╭──
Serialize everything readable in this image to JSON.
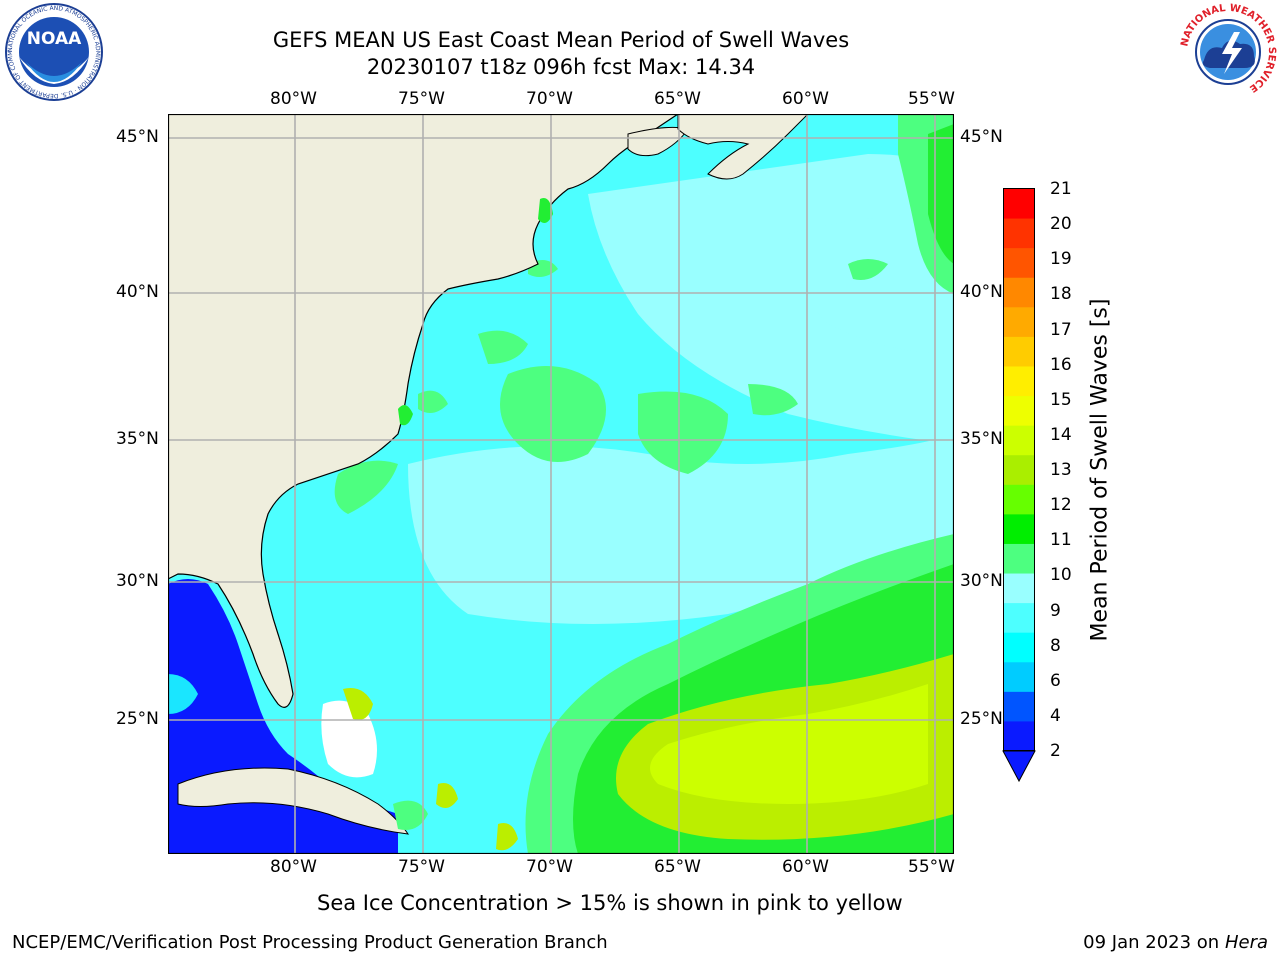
{
  "title": {
    "line1": "GEFS MEAN US East Coast Mean Period of Swell Waves",
    "line2": "20230107 t18z 096h fcst   Max: 14.34"
  },
  "logos": {
    "noaa_text": "NOAA",
    "noaa_ring": "NATIONAL OCEANIC AND ATMOSPHERIC ADMINISTRATION · U.S. DEPARTMENT OF COMMERCE",
    "nws_ring": "NATIONAL WEATHER SERVICE"
  },
  "map": {
    "lon_ticks": [
      "80°W",
      "75°W",
      "70°W",
      "65°W",
      "60°W",
      "55°W"
    ],
    "lat_ticks": [
      "45°N",
      "40°N",
      "35°N",
      "30°N",
      "25°N"
    ],
    "colors": {
      "land": "#efeedd",
      "ocean_light": "#99ffff",
      "ocean_cyan": "#4dffff",
      "ocean_deep": "#1ae6ff",
      "gulf_blue": "#0a1aff",
      "green_light": "#4dff80",
      "green": "#22ee33",
      "yellow_green": "#bbee00",
      "yellow_green_bright": "#ccff00"
    }
  },
  "colorbar": {
    "label": "Mean Period of Swell Waves [s]",
    "levels": [
      "21",
      "20",
      "19",
      "18",
      "17",
      "16",
      "15",
      "14",
      "13",
      "12",
      "11",
      "10",
      "9",
      "8",
      "6",
      "4",
      "2"
    ],
    "colors": [
      "#ff0000",
      "#ff3300",
      "#ff5500",
      "#ff8800",
      "#ffaa00",
      "#ffcc00",
      "#ffee00",
      "#eeff00",
      "#ccff00",
      "#aaee00",
      "#66ff00",
      "#00ee00",
      "#4dff80",
      "#99ffff",
      "#4dffff",
      "#00ffff",
      "#00ccff",
      "#0055ff",
      "#0a1aff"
    ]
  },
  "caption": "Sea Ice Concentration > 15% is shown in pink to yellow",
  "footer": {
    "left": "NCEP/EMC/Verification Post Processing Product Generation Branch",
    "right_date": "09 Jan 2023 on ",
    "right_host": "Hera"
  }
}
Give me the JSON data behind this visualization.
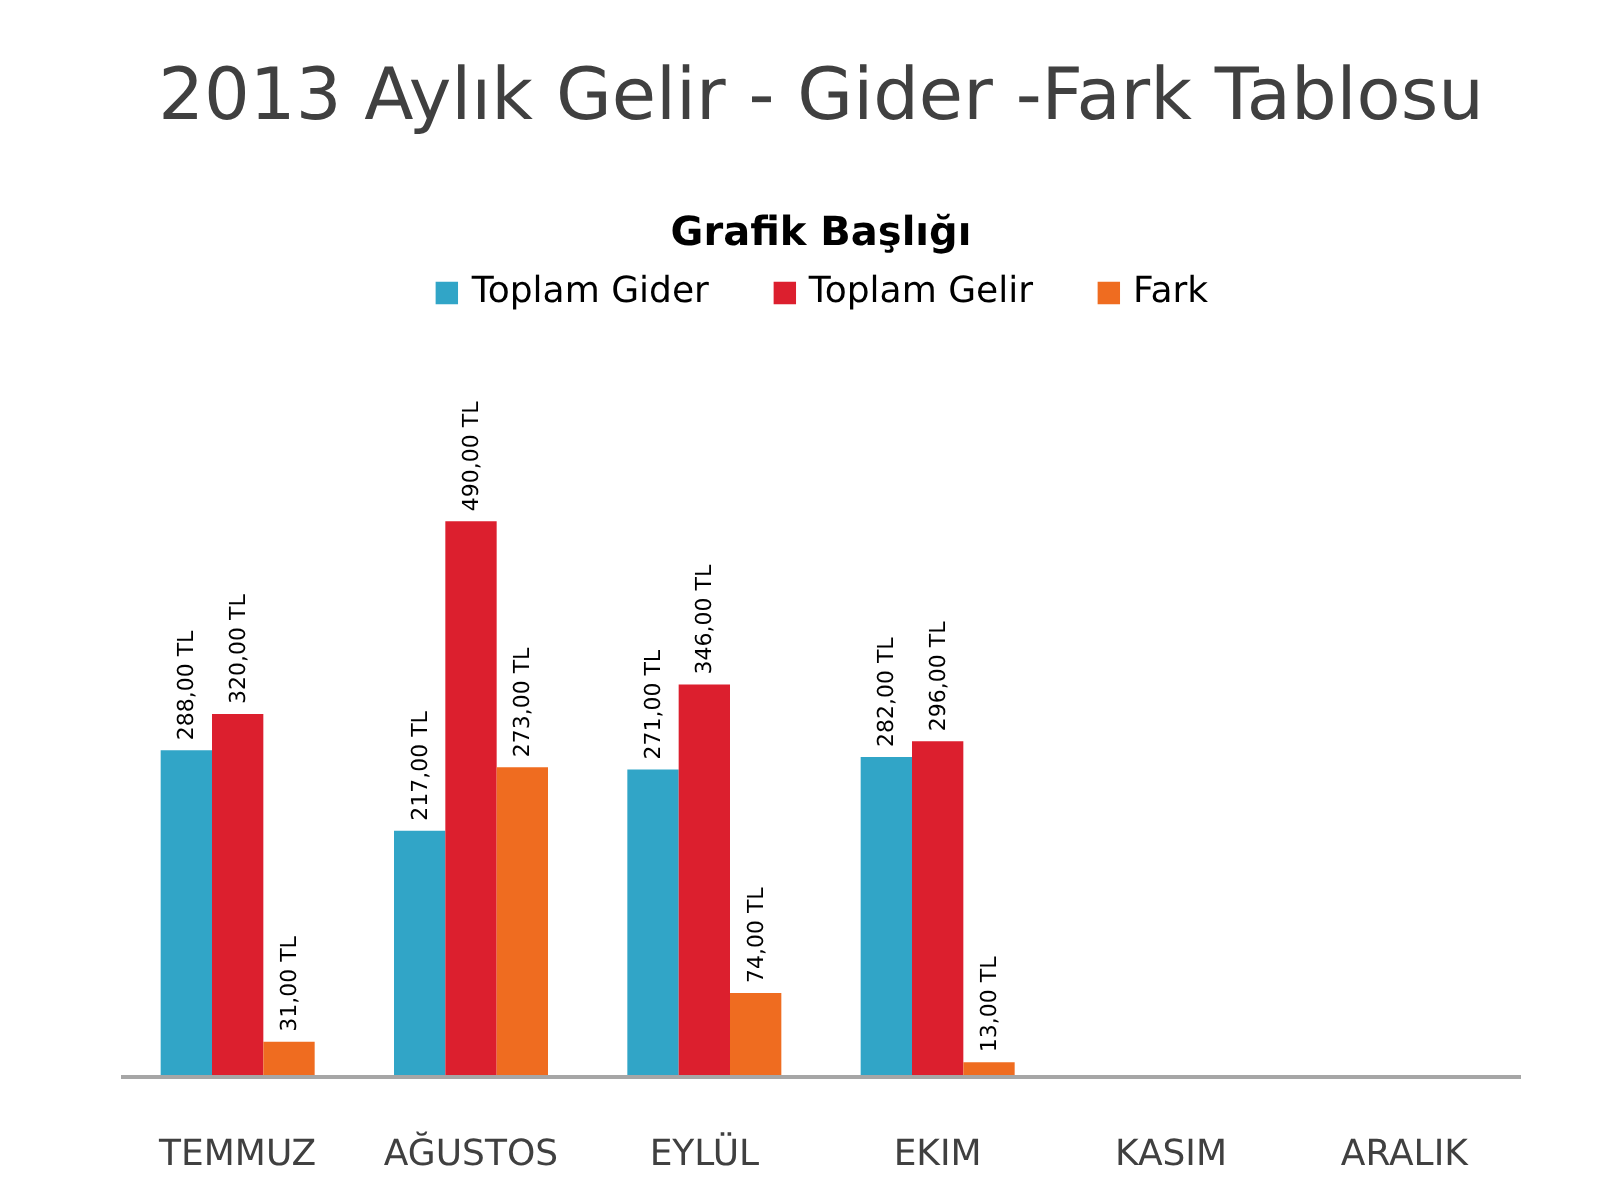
{
  "chart_data": {
    "type": "bar",
    "title": "2013 Aylık Gelir - Gider -Fark Tablosu",
    "subtitle": "Grafik Başlığı",
    "categories": [
      "TEMMUZ",
      "AĞUSTOS",
      "EYLÜL",
      "EKIM",
      "KASIM",
      "ARALIK"
    ],
    "series": [
      {
        "name": "Toplam Gider",
        "color": "#31a5c7",
        "values": [
          288,
          217,
          271,
          282,
          null,
          null
        ],
        "value_labels": [
          "288,00 TL",
          "217,00 TL",
          "271,00 TL",
          "282,00 TL",
          null,
          null
        ]
      },
      {
        "name": "Toplam Gelir",
        "color": "#dc1f2e",
        "values": [
          320,
          490,
          346,
          296,
          null,
          null
        ],
        "value_labels": [
          "320,00 TL",
          "490,00 TL",
          "346,00 TL",
          "296,00 TL",
          null,
          null
        ]
      },
      {
        "name": "Fark",
        "color": "#ef6c20",
        "values": [
          31,
          273,
          74,
          13,
          null,
          null
        ],
        "value_labels": [
          "31,00 TL",
          "273,00 TL",
          "74,00 TL",
          "13,00 TL",
          null,
          null
        ]
      }
    ],
    "legend": "top",
    "tick_labels": "x"
  }
}
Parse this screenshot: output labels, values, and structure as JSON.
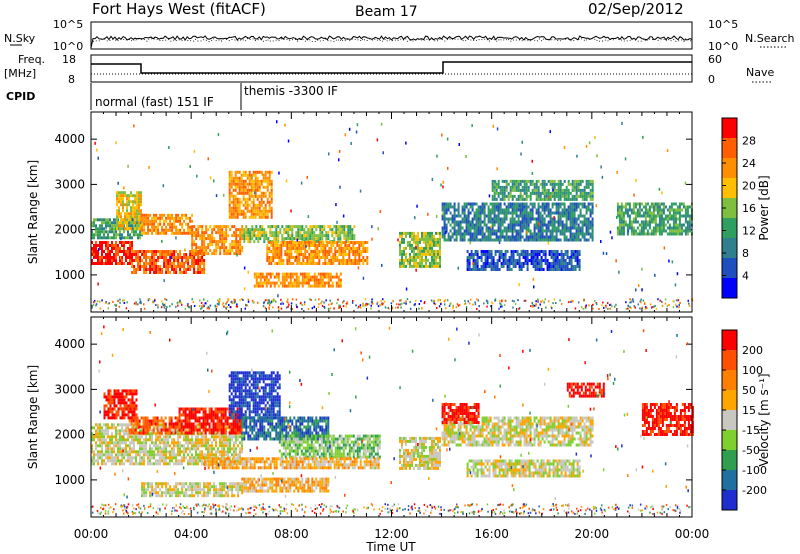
{
  "header": {
    "title": "Fort Hays West (fitACF)",
    "beam": "Beam 17",
    "date": "02/Sep/2012"
  },
  "panels": {
    "nsky_label": "N.Sky",
    "nsearch_label": "N.Search",
    "nsky_ticks": [
      "10^5",
      "10^0"
    ],
    "nsearch_ticks": [
      "10^5",
      "10^0"
    ],
    "freq_label_1": "Freq.",
    "freq_label_2": "[MHz]",
    "freq_ticks": [
      "18",
      "8"
    ],
    "nave_label": "Nave",
    "nave_ticks": [
      "60",
      "0"
    ],
    "cpid_label": "CPID",
    "cpid_modes": [
      "normal (fast) 151 IF",
      "themis -3300 IF"
    ]
  },
  "colors": {
    "power": [
      "#0000ff",
      "#1f4fbf",
      "#2f7f8f",
      "#2f9f5f",
      "#7fbf3f",
      "#ffbf00",
      "#ff8f00",
      "#ff5f00",
      "#ff0000"
    ],
    "velocity": [
      "#1f2fcf",
      "#1f6f9f",
      "#2f9f4f",
      "#7fcf2f",
      "#c8c8c0",
      "#ffa500",
      "#ff7f00",
      "#ff4f00",
      "#ff0000"
    ]
  },
  "chart_data": [
    {
      "type": "heatmap",
      "name": "power",
      "ylabel": "Slant Range [km]",
      "ylim": [
        180,
        4600
      ],
      "yticks": [
        "4000",
        "3000",
        "2000",
        "1000"
      ],
      "colorbar": {
        "label": "Power [dB]",
        "ticks": [
          "28",
          "24",
          "20",
          "16",
          "12",
          "8",
          "4"
        ]
      },
      "regions": [
        {
          "t0": 0.0,
          "t1": 1.6,
          "r0": 1250,
          "r1": 1750,
          "level": 8
        },
        {
          "t0": 0.0,
          "t1": 2.0,
          "r0": 1800,
          "r1": 2250,
          "level": 3
        },
        {
          "t0": 1.6,
          "t1": 4.5,
          "r0": 1050,
          "r1": 1550,
          "level": 7
        },
        {
          "t0": 1.0,
          "t1": 2.0,
          "r0": 2050,
          "r1": 2850,
          "level": 5
        },
        {
          "t0": 2.0,
          "t1": 4.0,
          "r0": 1950,
          "r1": 2350,
          "level": 6
        },
        {
          "t0": 4.0,
          "t1": 6.0,
          "r0": 1450,
          "r1": 2100,
          "level": 6
        },
        {
          "t0": 5.5,
          "t1": 7.2,
          "r0": 2300,
          "r1": 3300,
          "level": 6
        },
        {
          "t0": 6.0,
          "t1": 10.5,
          "r0": 1750,
          "r1": 2100,
          "level": 4
        },
        {
          "t0": 7.0,
          "t1": 11.0,
          "r0": 1250,
          "r1": 1750,
          "level": 6
        },
        {
          "t0": 6.5,
          "t1": 10.0,
          "r0": 750,
          "r1": 1050,
          "level": 6
        },
        {
          "t0": 12.3,
          "t1": 13.9,
          "r0": 1200,
          "r1": 1950,
          "level": 4
        },
        {
          "t0": 14.0,
          "t1": 20.0,
          "r0": 1800,
          "r1": 2600,
          "level": 2
        },
        {
          "t0": 15.0,
          "t1": 19.5,
          "r0": 1150,
          "r1": 1550,
          "level": 1
        },
        {
          "t0": 16.0,
          "t1": 20.0,
          "r0": 2700,
          "r1": 3100,
          "level": 3
        },
        {
          "t0": 21.0,
          "t1": 24.0,
          "r0": 1900,
          "r1": 2600,
          "level": 3
        }
      ]
    },
    {
      "type": "heatmap",
      "name": "velocity",
      "ylabel": "Slant Range [km]",
      "ylim": [
        180,
        4600
      ],
      "yticks": [
        "4000",
        "3000",
        "2000",
        "1000"
      ],
      "colorbar": {
        "label": "Velocity [m s⁻¹]",
        "ticks": [
          "200",
          "100",
          "50",
          "15",
          "-15",
          "-50",
          "-100",
          "-200"
        ]
      },
      "regions": [
        {
          "t0": 0.0,
          "t1": 6.0,
          "r0": 1350,
          "r1": 2250,
          "level": 4
        },
        {
          "t0": 0.5,
          "t1": 1.8,
          "r0": 2400,
          "r1": 3000,
          "level": 8
        },
        {
          "t0": 1.5,
          "t1": 3.5,
          "r0": 2050,
          "r1": 2400,
          "level": 7
        },
        {
          "t0": 3.5,
          "t1": 6.0,
          "r0": 2050,
          "r1": 2600,
          "level": 8
        },
        {
          "t0": 5.5,
          "t1": 7.5,
          "r0": 2400,
          "r1": 3400,
          "level": 0
        },
        {
          "t0": 6.0,
          "t1": 9.5,
          "r0": 1900,
          "r1": 2400,
          "level": 1
        },
        {
          "t0": 7.5,
          "t1": 11.5,
          "r0": 1500,
          "r1": 2000,
          "level": 3
        },
        {
          "t0": 4.5,
          "t1": 11.5,
          "r0": 1250,
          "r1": 1500,
          "level": 5
        },
        {
          "t0": 6.0,
          "t1": 9.5,
          "r0": 750,
          "r1": 1050,
          "level": 5
        },
        {
          "t0": 2.0,
          "t1": 6.0,
          "r0": 650,
          "r1": 950,
          "level": 4
        },
        {
          "t0": 12.3,
          "t1": 13.9,
          "r0": 1250,
          "r1": 1950,
          "level": 4
        },
        {
          "t0": 14.0,
          "t1": 20.0,
          "r0": 1750,
          "r1": 2400,
          "level": 4
        },
        {
          "t0": 15.0,
          "t1": 19.5,
          "r0": 1100,
          "r1": 1450,
          "level": 4
        },
        {
          "t0": 14.0,
          "t1": 15.5,
          "r0": 2300,
          "r1": 2700,
          "level": 8
        },
        {
          "t0": 19.0,
          "t1": 20.5,
          "r0": 2850,
          "r1": 3150,
          "level": 8
        },
        {
          "t0": 22.0,
          "t1": 24.0,
          "r0": 2000,
          "r1": 2700,
          "level": 8
        }
      ]
    }
  ],
  "x_axis": {
    "label": "Time UT",
    "ticks": [
      "00:00",
      "04:00",
      "08:00",
      "12:00",
      "16:00",
      "20:00",
      "00:00"
    ],
    "xlim": [
      0,
      24
    ]
  }
}
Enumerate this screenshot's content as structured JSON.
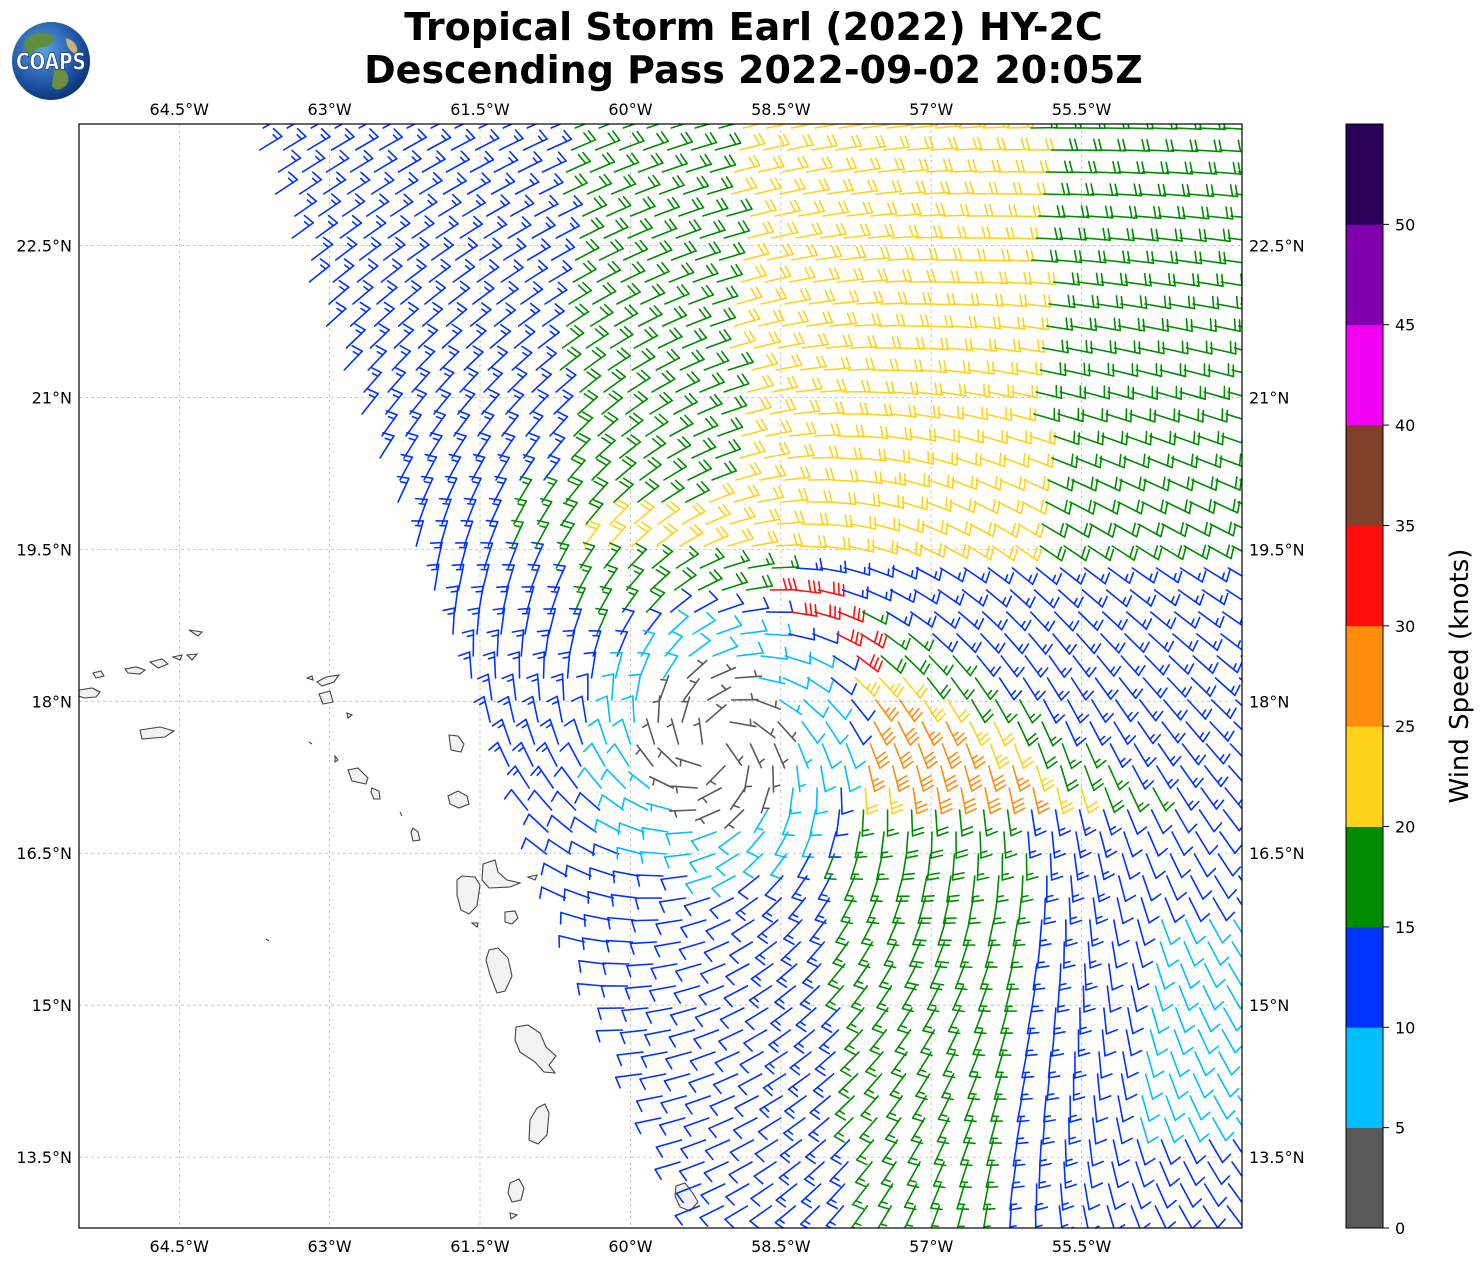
╰──
● **The request**
In the material above, show every line where the word "Gider" turns up.

● **Task answer**
    "title": "2013 Aylık Gelir - Gider -Fark Tablosu",
        "name": "Toplam Gider",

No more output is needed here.